QUÉ SE PIDE:
Devuelve sin cambios todo el material desde su primera línea hasta la línea que contiene "attachment-caption[interactable]: See the", incluidas las dos.

FILAS GUARDADAS:
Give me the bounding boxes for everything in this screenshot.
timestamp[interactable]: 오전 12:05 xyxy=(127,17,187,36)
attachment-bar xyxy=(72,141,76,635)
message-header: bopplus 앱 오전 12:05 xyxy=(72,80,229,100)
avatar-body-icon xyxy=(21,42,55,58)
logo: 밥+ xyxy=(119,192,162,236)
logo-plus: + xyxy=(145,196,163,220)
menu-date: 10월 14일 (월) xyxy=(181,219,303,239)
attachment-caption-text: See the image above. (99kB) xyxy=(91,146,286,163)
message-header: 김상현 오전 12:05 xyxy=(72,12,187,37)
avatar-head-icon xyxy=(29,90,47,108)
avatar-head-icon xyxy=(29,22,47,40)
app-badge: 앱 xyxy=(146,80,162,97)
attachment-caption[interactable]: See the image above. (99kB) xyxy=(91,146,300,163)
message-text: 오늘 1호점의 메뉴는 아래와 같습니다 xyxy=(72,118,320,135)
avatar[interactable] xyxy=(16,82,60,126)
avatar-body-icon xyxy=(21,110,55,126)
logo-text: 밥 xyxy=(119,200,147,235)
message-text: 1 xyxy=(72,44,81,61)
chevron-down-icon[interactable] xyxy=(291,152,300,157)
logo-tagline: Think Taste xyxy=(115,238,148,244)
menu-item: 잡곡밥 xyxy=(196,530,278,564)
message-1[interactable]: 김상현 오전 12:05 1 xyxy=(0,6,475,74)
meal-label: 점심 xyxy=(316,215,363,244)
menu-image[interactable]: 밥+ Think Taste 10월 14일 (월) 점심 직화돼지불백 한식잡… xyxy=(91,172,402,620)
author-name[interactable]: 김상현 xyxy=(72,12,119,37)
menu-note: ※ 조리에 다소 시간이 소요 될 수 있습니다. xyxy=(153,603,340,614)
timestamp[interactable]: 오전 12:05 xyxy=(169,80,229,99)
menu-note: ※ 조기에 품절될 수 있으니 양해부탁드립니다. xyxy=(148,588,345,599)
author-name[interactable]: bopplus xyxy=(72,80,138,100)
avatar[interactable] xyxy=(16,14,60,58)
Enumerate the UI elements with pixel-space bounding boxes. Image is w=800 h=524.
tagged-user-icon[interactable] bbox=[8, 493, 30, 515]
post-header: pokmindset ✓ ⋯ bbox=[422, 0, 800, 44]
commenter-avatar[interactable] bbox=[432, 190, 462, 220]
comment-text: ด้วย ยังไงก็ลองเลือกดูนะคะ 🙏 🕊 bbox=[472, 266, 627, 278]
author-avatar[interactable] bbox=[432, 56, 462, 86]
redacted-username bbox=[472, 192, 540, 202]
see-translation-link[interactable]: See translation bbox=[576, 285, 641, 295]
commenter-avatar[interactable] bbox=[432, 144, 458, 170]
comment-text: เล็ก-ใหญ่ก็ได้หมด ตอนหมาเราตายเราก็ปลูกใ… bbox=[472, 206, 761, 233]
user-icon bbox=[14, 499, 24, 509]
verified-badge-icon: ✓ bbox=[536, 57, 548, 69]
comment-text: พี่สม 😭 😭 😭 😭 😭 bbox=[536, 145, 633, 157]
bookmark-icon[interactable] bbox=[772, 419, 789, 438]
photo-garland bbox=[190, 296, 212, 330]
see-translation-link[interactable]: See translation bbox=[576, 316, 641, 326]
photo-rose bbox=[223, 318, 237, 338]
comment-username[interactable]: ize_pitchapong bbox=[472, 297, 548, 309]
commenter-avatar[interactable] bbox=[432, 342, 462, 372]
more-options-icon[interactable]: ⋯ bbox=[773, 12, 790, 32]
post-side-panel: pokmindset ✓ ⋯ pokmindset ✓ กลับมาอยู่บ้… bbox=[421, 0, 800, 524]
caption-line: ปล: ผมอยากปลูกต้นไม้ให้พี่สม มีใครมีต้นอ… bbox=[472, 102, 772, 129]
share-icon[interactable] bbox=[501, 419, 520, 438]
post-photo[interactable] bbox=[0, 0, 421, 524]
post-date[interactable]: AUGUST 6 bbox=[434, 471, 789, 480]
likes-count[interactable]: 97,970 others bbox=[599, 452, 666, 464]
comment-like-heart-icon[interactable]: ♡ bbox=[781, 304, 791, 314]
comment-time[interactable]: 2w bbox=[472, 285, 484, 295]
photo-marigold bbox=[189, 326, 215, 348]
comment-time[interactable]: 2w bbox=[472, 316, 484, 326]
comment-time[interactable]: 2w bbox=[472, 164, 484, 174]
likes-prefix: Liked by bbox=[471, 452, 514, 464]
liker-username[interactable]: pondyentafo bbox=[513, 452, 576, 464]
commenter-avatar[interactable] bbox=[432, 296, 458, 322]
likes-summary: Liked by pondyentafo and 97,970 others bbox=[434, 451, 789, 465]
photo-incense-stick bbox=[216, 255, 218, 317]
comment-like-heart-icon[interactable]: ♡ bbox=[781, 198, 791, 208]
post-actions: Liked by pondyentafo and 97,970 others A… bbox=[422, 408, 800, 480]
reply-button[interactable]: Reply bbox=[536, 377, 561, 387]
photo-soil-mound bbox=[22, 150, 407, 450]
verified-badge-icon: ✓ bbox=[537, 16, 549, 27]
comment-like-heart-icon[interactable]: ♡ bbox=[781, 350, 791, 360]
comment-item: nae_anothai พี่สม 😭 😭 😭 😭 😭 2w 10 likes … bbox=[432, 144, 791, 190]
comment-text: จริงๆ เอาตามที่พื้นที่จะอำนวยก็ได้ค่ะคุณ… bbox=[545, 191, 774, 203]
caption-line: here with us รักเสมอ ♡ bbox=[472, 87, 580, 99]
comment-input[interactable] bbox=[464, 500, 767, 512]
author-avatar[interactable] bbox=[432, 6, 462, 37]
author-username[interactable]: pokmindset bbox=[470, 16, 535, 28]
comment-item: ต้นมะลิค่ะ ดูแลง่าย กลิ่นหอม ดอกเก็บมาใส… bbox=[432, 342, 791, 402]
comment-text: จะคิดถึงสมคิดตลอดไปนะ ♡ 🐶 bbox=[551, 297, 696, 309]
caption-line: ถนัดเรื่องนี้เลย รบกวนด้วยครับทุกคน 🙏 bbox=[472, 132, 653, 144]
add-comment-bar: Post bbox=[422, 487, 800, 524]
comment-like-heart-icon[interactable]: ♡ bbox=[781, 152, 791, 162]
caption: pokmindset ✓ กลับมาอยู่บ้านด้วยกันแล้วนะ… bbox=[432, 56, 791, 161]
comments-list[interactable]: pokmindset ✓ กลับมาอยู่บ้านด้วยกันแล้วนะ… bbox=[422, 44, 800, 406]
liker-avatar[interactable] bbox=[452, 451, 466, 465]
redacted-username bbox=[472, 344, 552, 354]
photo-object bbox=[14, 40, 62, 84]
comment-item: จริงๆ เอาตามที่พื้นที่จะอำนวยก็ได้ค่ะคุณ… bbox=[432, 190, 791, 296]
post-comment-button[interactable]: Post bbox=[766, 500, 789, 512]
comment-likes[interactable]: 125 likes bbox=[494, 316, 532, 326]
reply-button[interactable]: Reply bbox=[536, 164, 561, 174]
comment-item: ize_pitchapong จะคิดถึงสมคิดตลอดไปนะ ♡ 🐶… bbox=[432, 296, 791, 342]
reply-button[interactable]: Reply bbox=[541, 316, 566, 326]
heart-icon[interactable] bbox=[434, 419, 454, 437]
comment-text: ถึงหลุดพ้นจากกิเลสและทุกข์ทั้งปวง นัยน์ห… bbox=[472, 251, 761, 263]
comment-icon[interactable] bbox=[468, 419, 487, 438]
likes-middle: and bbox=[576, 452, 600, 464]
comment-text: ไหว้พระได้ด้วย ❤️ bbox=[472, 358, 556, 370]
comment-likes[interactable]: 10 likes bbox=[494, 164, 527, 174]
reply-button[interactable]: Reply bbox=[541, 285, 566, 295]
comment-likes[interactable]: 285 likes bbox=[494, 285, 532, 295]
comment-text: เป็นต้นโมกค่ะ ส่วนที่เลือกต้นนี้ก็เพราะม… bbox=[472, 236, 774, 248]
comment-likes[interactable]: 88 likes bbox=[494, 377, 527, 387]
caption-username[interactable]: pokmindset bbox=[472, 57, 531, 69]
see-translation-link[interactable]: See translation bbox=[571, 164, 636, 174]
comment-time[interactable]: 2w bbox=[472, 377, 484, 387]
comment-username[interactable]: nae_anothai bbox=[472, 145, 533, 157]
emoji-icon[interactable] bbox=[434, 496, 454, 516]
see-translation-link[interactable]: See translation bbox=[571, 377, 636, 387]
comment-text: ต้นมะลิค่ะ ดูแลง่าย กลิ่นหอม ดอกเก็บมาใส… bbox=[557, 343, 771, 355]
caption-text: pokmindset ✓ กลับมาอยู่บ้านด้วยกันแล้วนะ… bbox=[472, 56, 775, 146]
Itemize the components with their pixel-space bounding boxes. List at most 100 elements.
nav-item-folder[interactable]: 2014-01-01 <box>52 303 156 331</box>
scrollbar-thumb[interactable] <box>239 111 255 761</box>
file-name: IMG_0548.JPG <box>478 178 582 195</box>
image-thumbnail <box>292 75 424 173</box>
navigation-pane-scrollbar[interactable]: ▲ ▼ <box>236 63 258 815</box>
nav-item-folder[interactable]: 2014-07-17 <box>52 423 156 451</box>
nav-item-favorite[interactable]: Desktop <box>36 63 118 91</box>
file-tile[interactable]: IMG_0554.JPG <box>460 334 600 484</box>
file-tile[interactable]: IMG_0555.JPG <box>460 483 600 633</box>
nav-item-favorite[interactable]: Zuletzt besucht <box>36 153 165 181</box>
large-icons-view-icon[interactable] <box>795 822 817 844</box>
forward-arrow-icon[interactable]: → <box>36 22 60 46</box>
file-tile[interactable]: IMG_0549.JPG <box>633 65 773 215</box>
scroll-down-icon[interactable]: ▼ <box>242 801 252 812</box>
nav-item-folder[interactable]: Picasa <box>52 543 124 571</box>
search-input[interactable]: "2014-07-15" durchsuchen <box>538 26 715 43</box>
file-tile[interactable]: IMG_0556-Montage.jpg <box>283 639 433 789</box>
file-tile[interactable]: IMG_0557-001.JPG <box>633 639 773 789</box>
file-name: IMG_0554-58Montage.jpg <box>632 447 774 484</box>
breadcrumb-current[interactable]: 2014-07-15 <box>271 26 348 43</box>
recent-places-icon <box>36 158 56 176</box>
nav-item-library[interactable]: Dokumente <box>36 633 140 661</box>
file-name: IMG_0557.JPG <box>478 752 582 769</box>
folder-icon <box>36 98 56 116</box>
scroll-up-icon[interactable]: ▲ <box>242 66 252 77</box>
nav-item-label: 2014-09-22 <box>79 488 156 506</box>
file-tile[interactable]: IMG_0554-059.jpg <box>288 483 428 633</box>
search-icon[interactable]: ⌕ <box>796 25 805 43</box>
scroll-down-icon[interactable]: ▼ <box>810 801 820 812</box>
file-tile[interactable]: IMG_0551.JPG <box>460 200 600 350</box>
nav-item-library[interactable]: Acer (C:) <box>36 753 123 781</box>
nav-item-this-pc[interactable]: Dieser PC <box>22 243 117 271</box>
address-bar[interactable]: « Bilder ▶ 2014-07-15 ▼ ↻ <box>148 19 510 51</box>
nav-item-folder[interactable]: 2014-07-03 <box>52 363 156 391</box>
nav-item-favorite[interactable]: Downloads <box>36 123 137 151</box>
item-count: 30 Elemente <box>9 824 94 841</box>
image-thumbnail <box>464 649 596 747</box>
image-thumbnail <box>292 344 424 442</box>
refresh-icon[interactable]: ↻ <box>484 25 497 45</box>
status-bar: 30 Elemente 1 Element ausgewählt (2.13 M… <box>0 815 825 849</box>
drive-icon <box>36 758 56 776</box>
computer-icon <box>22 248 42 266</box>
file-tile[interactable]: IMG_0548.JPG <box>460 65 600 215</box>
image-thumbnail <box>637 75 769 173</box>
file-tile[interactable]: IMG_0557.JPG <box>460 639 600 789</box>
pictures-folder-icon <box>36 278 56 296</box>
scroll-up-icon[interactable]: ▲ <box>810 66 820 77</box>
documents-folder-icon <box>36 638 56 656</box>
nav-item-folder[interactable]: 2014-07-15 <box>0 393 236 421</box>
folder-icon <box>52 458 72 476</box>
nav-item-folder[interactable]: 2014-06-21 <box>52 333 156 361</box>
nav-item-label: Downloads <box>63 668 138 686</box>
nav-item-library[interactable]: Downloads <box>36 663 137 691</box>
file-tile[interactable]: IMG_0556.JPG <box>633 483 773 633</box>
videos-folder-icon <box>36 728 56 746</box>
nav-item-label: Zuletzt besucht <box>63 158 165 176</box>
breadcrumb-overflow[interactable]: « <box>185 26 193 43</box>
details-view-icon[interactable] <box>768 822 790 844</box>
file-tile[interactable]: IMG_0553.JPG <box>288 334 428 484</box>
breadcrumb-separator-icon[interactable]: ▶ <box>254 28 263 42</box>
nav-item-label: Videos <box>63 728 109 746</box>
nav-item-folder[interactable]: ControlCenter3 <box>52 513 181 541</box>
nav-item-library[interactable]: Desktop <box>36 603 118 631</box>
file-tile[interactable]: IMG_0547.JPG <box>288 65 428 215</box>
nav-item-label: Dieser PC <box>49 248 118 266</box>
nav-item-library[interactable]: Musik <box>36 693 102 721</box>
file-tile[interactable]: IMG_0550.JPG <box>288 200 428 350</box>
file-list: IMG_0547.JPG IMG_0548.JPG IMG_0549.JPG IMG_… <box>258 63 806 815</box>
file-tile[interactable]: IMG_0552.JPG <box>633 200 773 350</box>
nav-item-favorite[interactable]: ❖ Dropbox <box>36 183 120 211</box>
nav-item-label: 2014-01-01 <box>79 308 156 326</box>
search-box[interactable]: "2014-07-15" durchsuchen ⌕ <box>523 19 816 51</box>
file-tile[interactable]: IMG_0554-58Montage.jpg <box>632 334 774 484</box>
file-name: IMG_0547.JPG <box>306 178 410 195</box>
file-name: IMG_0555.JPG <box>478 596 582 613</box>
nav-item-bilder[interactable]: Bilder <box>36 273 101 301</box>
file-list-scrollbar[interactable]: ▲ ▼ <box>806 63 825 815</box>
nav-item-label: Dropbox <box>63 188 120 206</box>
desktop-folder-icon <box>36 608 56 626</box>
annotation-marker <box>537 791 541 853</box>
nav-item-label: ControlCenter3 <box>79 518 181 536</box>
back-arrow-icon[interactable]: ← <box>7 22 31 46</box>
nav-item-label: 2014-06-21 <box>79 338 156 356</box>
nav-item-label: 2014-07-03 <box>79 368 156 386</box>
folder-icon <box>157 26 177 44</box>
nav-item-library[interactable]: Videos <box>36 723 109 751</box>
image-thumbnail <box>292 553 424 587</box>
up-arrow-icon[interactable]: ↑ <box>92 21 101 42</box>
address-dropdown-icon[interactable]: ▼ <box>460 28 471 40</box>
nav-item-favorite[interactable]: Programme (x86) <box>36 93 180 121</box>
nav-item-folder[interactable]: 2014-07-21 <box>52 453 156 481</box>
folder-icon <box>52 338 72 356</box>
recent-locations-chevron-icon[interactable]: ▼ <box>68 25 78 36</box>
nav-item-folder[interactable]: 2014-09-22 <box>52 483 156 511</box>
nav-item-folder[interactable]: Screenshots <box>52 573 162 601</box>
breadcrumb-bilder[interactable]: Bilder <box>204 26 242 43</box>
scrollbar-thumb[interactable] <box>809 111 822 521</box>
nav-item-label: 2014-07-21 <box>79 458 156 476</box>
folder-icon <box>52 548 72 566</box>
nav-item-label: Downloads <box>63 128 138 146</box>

RESPUESTA:
Give me the bounding boxes for everything in this screenshot.
timestamp[interactable]: 오전 12:05 xyxy=(127,17,187,36)
attachment-bar xyxy=(72,141,76,635)
message-header: bopplus 앱 오전 12:05 xyxy=(72,80,229,100)
avatar-body-icon xyxy=(21,42,55,58)
logo: 밥+ xyxy=(119,192,162,236)
logo-plus: + xyxy=(145,196,163,220)
menu-date: 10월 14일 (월) xyxy=(181,219,303,239)
attachment-caption-text: See the image above. (99kB) xyxy=(91,146,286,163)
message-header: 김상현 오전 12:05 xyxy=(72,12,187,37)
avatar-head-icon xyxy=(29,90,47,108)
avatar-head-icon xyxy=(29,22,47,40)
app-badge: 앱 xyxy=(146,80,162,97)
attachment-caption[interactable]: See the image above. (99kB) xyxy=(91,146,300,163)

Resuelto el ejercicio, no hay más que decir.